**REQUIREMENT:** Return all of the entries word for word, but omit the pictures they contain.

------------

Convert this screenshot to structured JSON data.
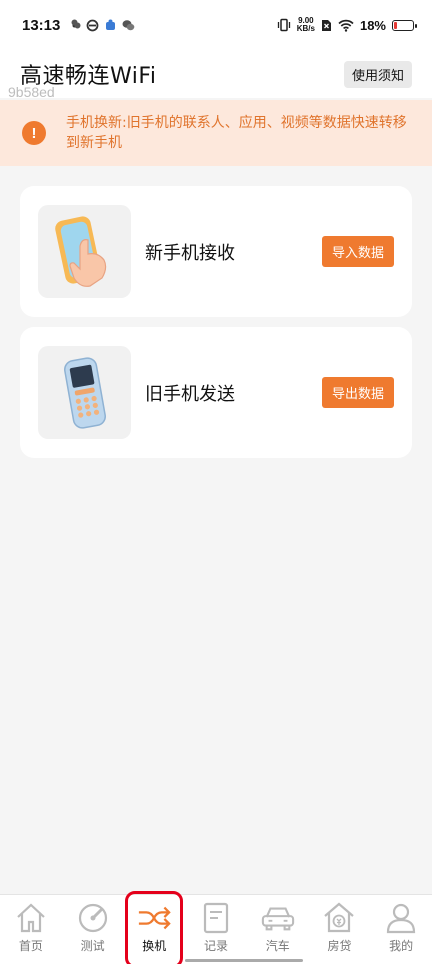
{
  "status": {
    "time": "13:13",
    "net_speed": "9.00",
    "net_unit": "KB/s",
    "battery": "18%",
    "battery_level": 0.18
  },
  "header": {
    "title": "高速畅连WiFi",
    "notice_label": "使用须知",
    "watermark": "9b58ed"
  },
  "banner": {
    "icon": "!",
    "text": "手机换新:旧手机的联系人、应用、视频等数据快速转移到新手机"
  },
  "cards": [
    {
      "title": "新手机接收",
      "button": "导入数据",
      "icon": "tablet-hand-icon"
    },
    {
      "title": "旧手机发送",
      "button": "导出数据",
      "icon": "feature-phone-icon"
    }
  ],
  "tabs": [
    {
      "label": "首页",
      "icon": "house-icon"
    },
    {
      "label": "测试",
      "icon": "gauge-icon"
    },
    {
      "label": "换机",
      "icon": "swap-arrows-icon",
      "active": true
    },
    {
      "label": "记录",
      "icon": "document-icon"
    },
    {
      "label": "汽车",
      "icon": "car-icon"
    },
    {
      "label": "房贷",
      "icon": "house-coin-icon"
    },
    {
      "label": "我的",
      "icon": "user-icon"
    }
  ],
  "colors": {
    "accent": "#ef7a2f",
    "banner_bg": "#fde8dc",
    "highlight": "#e4001b"
  }
}
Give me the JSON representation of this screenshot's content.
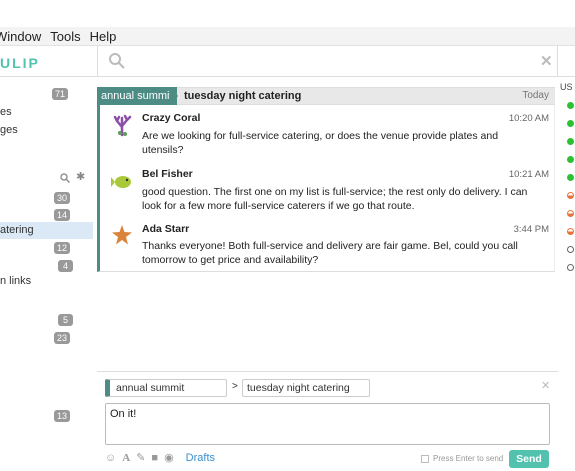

------------

**OUTPUT:**
Convert this screenshot to structured JSON data.
{
  "status": {
    "time": "13:13",
    "net_speed": "9.00",
    "net_unit": "KB/s",
    "battery": "18%",
    "battery_level": 0.18
  },
  "header": {
    "title": "高速畅连WiFi",
    "notice_label": "使用须知",
    "watermark": "9b58ed"
  },
  "banner": {
    "icon": "!",
    "text": "手机换新:旧手机的联系人、应用、视频等数据快速转移到新手机"
  },
  "cards": [
    {
      "title": "新手机接收",
      "button": "导入数据",
      "icon": "tablet-hand-icon"
    },
    {
      "title": "旧手机发送",
      "button": "导出数据",
      "icon": "feature-phone-icon"
    }
  ],
  "tabs": [
    {
      "label": "首页",
      "icon": "house-icon"
    },
    {
      "label": "测试",
      "icon": "gauge-icon"
    },
    {
      "label": "换机",
      "icon": "swap-arrows-icon",
      "active": true
    },
    {
      "label": "记录",
      "icon": "document-icon"
    },
    {
      "label": "汽车",
      "icon": "car-icon"
    },
    {
      "label": "房贷",
      "icon": "house-coin-icon"
    },
    {
      "label": "我的",
      "icon": "user-icon"
    }
  ],
  "colors": {
    "accent": "#ef7a2f",
    "banner_bg": "#fde8dc",
    "highlight": "#e4001b"
  }
}
Give me the JSON representation of this screenshot's content.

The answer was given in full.